■ STATED PROBLEM ■
Reproduce each line exactly. Skip none.

■ AVAILABLE DATA ■
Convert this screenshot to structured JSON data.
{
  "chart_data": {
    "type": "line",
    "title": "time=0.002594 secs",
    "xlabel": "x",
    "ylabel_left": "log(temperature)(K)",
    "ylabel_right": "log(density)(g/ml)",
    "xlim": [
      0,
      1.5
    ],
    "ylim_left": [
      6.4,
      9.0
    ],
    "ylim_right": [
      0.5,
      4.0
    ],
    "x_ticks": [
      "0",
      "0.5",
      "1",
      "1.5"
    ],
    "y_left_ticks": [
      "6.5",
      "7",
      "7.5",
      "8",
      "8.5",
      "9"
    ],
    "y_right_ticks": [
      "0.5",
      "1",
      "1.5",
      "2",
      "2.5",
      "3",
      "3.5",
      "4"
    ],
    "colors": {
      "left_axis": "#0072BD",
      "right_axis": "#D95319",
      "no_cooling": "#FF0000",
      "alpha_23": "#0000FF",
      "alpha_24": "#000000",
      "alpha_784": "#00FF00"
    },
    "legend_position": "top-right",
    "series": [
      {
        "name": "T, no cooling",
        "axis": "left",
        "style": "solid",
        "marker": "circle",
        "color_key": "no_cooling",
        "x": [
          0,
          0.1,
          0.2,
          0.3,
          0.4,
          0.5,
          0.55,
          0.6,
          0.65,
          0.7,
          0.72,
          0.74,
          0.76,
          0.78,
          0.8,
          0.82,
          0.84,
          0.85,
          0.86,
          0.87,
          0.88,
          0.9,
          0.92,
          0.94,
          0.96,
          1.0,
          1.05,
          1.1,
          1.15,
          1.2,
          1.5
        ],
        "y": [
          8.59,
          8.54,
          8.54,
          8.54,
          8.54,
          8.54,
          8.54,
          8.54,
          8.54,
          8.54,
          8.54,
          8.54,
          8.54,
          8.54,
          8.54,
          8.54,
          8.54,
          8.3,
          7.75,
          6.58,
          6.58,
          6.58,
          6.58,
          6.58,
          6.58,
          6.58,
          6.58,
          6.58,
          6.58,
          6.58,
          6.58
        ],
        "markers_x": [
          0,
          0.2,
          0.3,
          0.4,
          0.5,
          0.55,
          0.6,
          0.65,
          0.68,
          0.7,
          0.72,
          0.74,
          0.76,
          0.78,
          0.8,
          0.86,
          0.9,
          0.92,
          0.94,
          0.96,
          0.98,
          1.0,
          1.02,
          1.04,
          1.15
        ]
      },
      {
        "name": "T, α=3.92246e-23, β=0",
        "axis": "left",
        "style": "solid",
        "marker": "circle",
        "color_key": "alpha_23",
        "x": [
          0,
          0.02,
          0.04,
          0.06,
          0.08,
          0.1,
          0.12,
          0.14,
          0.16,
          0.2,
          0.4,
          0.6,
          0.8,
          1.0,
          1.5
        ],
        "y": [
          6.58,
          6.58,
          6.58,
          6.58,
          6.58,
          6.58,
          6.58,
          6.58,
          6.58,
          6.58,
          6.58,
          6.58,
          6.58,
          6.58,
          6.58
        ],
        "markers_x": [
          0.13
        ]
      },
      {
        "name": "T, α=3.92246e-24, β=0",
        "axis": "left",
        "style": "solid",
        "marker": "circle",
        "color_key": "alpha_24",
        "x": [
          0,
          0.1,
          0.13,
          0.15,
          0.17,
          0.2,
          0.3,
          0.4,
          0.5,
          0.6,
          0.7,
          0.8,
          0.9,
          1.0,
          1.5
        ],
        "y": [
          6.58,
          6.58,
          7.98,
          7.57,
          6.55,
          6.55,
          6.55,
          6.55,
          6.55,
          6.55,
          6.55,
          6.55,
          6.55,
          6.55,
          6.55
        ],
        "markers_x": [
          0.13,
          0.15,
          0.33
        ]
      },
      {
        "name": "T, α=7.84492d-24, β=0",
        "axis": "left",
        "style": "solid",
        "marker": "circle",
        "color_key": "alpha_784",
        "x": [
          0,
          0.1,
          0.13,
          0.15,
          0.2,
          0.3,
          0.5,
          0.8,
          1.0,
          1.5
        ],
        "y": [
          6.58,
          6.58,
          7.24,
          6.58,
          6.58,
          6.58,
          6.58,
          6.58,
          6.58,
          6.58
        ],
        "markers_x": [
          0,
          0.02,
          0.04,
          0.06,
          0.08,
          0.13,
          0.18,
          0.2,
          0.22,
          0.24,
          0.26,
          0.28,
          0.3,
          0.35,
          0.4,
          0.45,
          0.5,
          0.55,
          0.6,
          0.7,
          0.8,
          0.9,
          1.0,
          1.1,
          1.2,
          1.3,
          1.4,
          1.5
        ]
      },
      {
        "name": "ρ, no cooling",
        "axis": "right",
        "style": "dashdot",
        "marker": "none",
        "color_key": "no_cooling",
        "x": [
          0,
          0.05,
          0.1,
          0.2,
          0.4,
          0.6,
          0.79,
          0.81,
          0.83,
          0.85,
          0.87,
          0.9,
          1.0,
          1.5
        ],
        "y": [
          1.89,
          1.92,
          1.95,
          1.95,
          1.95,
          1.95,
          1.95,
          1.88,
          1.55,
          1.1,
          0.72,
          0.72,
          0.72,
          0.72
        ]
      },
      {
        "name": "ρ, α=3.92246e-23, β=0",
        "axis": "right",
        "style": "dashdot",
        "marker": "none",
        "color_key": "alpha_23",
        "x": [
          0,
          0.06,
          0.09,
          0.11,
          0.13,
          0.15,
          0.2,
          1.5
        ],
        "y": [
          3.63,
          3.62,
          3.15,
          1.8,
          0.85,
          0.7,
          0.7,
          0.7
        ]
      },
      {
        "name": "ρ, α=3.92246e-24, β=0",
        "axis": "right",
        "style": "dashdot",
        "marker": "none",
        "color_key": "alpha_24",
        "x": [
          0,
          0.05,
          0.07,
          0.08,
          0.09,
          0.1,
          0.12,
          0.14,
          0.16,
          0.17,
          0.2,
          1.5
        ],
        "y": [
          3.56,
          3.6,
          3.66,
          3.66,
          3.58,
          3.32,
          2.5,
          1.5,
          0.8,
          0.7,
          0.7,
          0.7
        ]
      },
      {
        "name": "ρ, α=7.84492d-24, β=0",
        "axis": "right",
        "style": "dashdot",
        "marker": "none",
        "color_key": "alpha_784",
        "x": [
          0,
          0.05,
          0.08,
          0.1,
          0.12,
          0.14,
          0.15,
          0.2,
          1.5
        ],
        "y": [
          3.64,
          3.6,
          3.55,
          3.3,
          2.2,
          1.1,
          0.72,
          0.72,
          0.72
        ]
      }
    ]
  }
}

■ WRITTEN SOLUTION ■
Convert this screenshot to structured JSON data.
{
  "chart_data": {
    "type": "line",
    "title": "time=0.002594 secs",
    "xlabel": "x",
    "ylabel_left": "log(temperature)(K)",
    "ylabel_right": "log(density)(g/ml)",
    "xlim": [
      0,
      1.5
    ],
    "ylim_left": [
      6.4,
      9.0
    ],
    "ylim_right": [
      0.5,
      4.0
    ],
    "x_ticks": [
      "0",
      "0.5",
      "1",
      "1.5"
    ],
    "y_left_ticks": [
      "6.5",
      "7",
      "7.5",
      "8",
      "8.5",
      "9"
    ],
    "y_right_ticks": [
      "0.5",
      "1",
      "1.5",
      "2",
      "2.5",
      "3",
      "3.5",
      "4"
    ],
    "colors": {
      "left_axis": "#0072BD",
      "right_axis": "#D95319",
      "no_cooling": "#FF0000",
      "alpha_23": "#0000FF",
      "alpha_24": "#000000",
      "alpha_784": "#00FF00"
    },
    "legend_position": "top-right",
    "series": [
      {
        "name": "T, no cooling",
        "axis": "left",
        "style": "solid",
        "marker": "circle",
        "color_key": "no_cooling",
        "x": [
          0,
          0.1,
          0.2,
          0.3,
          0.4,
          0.5,
          0.55,
          0.6,
          0.65,
          0.7,
          0.72,
          0.74,
          0.76,
          0.78,
          0.8,
          0.82,
          0.84,
          0.85,
          0.86,
          0.87,
          0.88,
          0.9,
          0.92,
          0.94,
          0.96,
          1.0,
          1.05,
          1.1,
          1.15,
          1.2,
          1.5
        ],
        "y": [
          8.59,
          8.54,
          8.54,
          8.54,
          8.54,
          8.54,
          8.54,
          8.54,
          8.54,
          8.54,
          8.54,
          8.54,
          8.54,
          8.54,
          8.54,
          8.54,
          8.54,
          8.3,
          7.75,
          6.58,
          6.58,
          6.58,
          6.58,
          6.58,
          6.58,
          6.58,
          6.58,
          6.58,
          6.58,
          6.58,
          6.58
        ],
        "markers_x": [
          0,
          0.2,
          0.3,
          0.4,
          0.5,
          0.55,
          0.6,
          0.65,
          0.68,
          0.7,
          0.72,
          0.74,
          0.76,
          0.78,
          0.8,
          0.86,
          0.9,
          0.92,
          0.94,
          0.96,
          0.98,
          1.0,
          1.02,
          1.04,
          1.15
        ]
      },
      {
        "name": "T, α=3.92246e-23, β=0",
        "axis": "left",
        "style": "solid",
        "marker": "circle",
        "color_key": "alpha_23",
        "x": [
          0,
          0.02,
          0.04,
          0.06,
          0.08,
          0.1,
          0.12,
          0.14,
          0.16,
          0.2,
          0.4,
          0.6,
          0.8,
          1.0,
          1.5
        ],
        "y": [
          6.58,
          6.58,
          6.58,
          6.58,
          6.58,
          6.58,
          6.58,
          6.58,
          6.58,
          6.58,
          6.58,
          6.58,
          6.58,
          6.58,
          6.58
        ],
        "markers_x": [
          0.13
        ]
      },
      {
        "name": "T, α=3.92246e-24, β=0",
        "axis": "left",
        "style": "solid",
        "marker": "circle",
        "color_key": "alpha_24",
        "x": [
          0,
          0.1,
          0.13,
          0.15,
          0.17,
          0.2,
          0.3,
          0.4,
          0.5,
          0.6,
          0.7,
          0.8,
          0.9,
          1.0,
          1.5
        ],
        "y": [
          6.58,
          6.58,
          7.98,
          7.57,
          6.55,
          6.55,
          6.55,
          6.55,
          6.55,
          6.55,
          6.55,
          6.55,
          6.55,
          6.55,
          6.55
        ],
        "markers_x": [
          0.13,
          0.15,
          0.33
        ]
      },
      {
        "name": "T, α=7.84492d-24, β=0",
        "axis": "left",
        "style": "solid",
        "marker": "circle",
        "color_key": "alpha_784",
        "x": [
          0,
          0.1,
          0.13,
          0.15,
          0.2,
          0.3,
          0.5,
          0.8,
          1.0,
          1.5
        ],
        "y": [
          6.58,
          6.58,
          7.24,
          6.58,
          6.58,
          6.58,
          6.58,
          6.58,
          6.58,
          6.58
        ],
        "markers_x": [
          0,
          0.02,
          0.04,
          0.06,
          0.08,
          0.13,
          0.18,
          0.2,
          0.22,
          0.24,
          0.26,
          0.28,
          0.3,
          0.35,
          0.4,
          0.45,
          0.5,
          0.55,
          0.6,
          0.7,
          0.8,
          0.9,
          1.0,
          1.1,
          1.2,
          1.3,
          1.4,
          1.5
        ]
      },
      {
        "name": "ρ, no cooling",
        "axis": "right",
        "style": "dashdot",
        "marker": "none",
        "color_key": "no_cooling",
        "x": [
          0,
          0.05,
          0.1,
          0.2,
          0.4,
          0.6,
          0.79,
          0.81,
          0.83,
          0.85,
          0.87,
          0.9,
          1.0,
          1.5
        ],
        "y": [
          1.89,
          1.92,
          1.95,
          1.95,
          1.95,
          1.95,
          1.95,
          1.88,
          1.55,
          1.1,
          0.72,
          0.72,
          0.72,
          0.72
        ]
      },
      {
        "name": "ρ, α=3.92246e-23, β=0",
        "axis": "right",
        "style": "dashdot",
        "marker": "none",
        "color_key": "alpha_23",
        "x": [
          0,
          0.06,
          0.09,
          0.11,
          0.13,
          0.15,
          0.2,
          1.5
        ],
        "y": [
          3.63,
          3.62,
          3.15,
          1.8,
          0.85,
          0.7,
          0.7,
          0.7
        ]
      },
      {
        "name": "ρ, α=3.92246e-24, β=0",
        "axis": "right",
        "style": "dashdot",
        "marker": "none",
        "color_key": "alpha_24",
        "x": [
          0,
          0.05,
          0.07,
          0.08,
          0.09,
          0.1,
          0.12,
          0.14,
          0.16,
          0.17,
          0.2,
          1.5
        ],
        "y": [
          3.56,
          3.6,
          3.66,
          3.66,
          3.58,
          3.32,
          2.5,
          1.5,
          0.8,
          0.7,
          0.7,
          0.7
        ]
      },
      {
        "name": "ρ, α=7.84492d-24, β=0",
        "axis": "right",
        "style": "dashdot",
        "marker": "none",
        "color_key": "alpha_784",
        "x": [
          0,
          0.05,
          0.08,
          0.1,
          0.12,
          0.14,
          0.15,
          0.2,
          1.5
        ],
        "y": [
          3.64,
          3.6,
          3.55,
          3.3,
          2.2,
          1.1,
          0.72,
          0.72,
          0.72
        ]
      }
    ]
  }
}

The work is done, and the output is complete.